Exercise task ::
Compile every line that includes the word "variables".

-- start of Information shown --

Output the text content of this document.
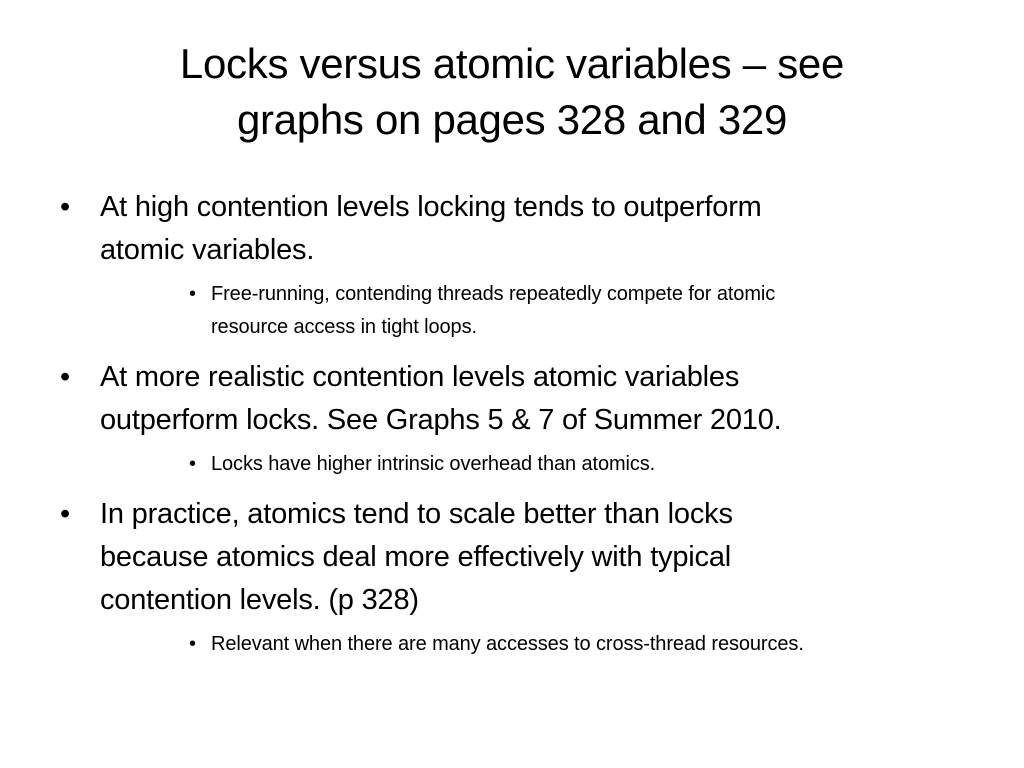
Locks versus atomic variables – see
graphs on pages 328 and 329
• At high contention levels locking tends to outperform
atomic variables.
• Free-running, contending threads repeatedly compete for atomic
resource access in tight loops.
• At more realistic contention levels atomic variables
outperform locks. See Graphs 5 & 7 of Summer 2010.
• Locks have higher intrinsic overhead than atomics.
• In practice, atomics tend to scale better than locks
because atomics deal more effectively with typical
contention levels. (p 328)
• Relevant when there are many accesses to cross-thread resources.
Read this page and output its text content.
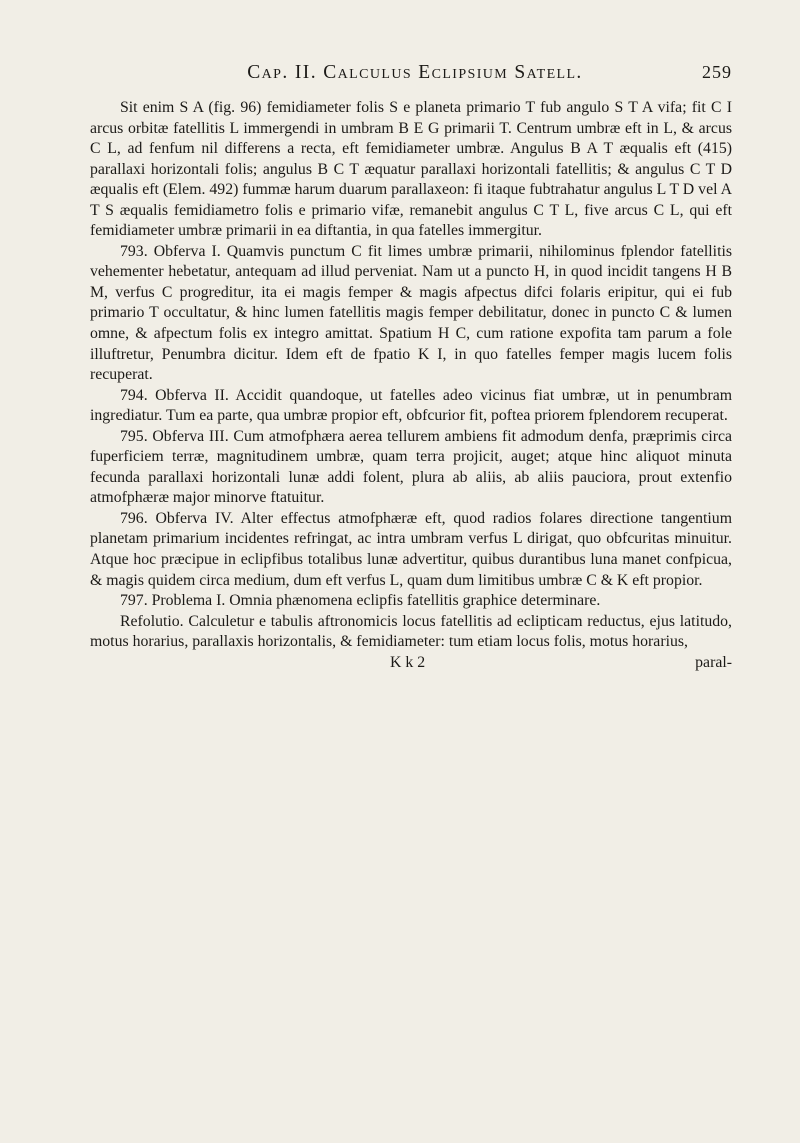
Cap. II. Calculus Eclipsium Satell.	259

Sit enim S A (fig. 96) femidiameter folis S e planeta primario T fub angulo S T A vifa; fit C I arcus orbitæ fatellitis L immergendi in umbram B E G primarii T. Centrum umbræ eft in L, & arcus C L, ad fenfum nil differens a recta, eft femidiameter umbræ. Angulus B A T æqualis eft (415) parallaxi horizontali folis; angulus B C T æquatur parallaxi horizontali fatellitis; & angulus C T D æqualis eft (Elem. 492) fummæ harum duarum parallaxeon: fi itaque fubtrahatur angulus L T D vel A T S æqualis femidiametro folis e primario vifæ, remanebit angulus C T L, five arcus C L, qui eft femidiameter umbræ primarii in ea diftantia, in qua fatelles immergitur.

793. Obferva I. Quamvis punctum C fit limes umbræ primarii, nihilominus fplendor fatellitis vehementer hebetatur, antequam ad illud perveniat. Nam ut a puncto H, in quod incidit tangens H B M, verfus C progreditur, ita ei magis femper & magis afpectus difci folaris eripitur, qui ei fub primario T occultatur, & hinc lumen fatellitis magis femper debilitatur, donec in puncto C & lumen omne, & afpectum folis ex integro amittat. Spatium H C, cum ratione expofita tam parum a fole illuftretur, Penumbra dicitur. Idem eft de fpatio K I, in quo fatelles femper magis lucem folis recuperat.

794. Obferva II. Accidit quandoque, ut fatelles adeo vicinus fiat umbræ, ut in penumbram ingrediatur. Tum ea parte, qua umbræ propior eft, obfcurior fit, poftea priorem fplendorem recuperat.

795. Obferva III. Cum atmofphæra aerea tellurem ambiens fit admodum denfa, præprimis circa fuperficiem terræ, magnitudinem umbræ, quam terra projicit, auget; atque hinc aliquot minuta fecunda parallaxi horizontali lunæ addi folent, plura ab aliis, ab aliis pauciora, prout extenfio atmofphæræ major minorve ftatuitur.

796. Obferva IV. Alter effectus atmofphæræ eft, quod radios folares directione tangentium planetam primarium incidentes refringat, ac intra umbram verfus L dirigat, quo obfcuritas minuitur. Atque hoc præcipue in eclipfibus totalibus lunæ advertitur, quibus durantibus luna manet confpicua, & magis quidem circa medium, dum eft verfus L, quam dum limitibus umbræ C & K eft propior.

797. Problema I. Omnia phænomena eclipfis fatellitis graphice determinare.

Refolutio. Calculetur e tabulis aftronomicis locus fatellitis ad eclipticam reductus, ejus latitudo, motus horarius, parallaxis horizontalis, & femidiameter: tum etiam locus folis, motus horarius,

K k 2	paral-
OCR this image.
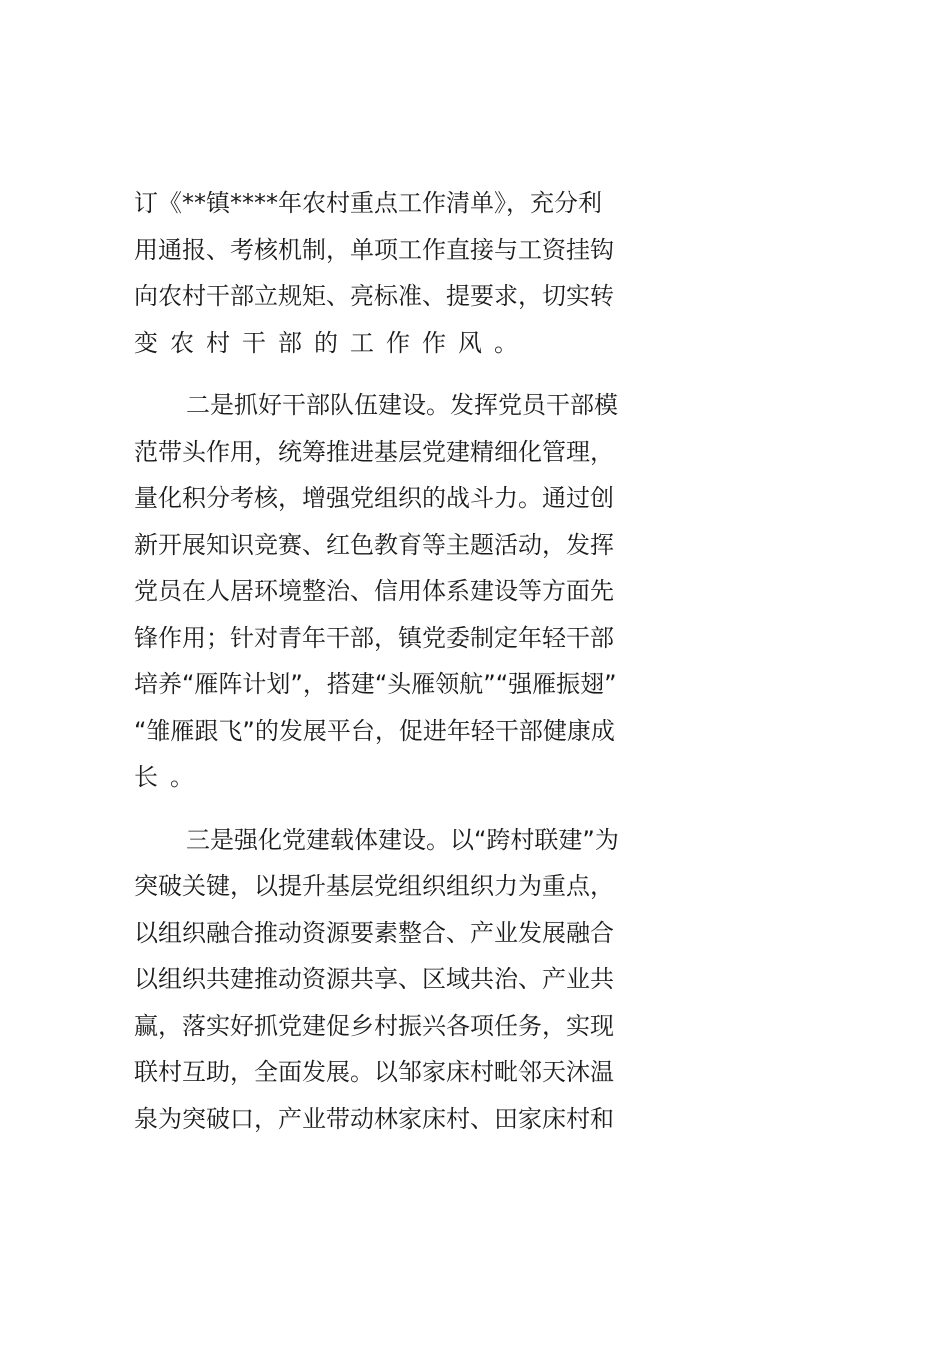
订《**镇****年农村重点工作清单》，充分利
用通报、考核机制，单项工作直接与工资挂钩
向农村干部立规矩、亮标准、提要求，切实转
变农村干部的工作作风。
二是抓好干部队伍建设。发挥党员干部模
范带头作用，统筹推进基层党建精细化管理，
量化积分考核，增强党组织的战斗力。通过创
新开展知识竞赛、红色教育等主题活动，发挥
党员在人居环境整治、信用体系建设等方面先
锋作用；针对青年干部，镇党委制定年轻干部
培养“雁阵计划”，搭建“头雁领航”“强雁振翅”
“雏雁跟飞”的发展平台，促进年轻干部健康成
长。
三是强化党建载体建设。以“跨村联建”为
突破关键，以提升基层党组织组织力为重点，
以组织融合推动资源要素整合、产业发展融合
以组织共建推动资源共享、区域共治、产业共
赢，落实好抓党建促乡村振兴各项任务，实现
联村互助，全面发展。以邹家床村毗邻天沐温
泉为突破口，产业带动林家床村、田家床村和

-- end of Information shown --

Solution ::
Locks versus atomic variables – see
atomic variables.
• At more realistic contention levels atomic variables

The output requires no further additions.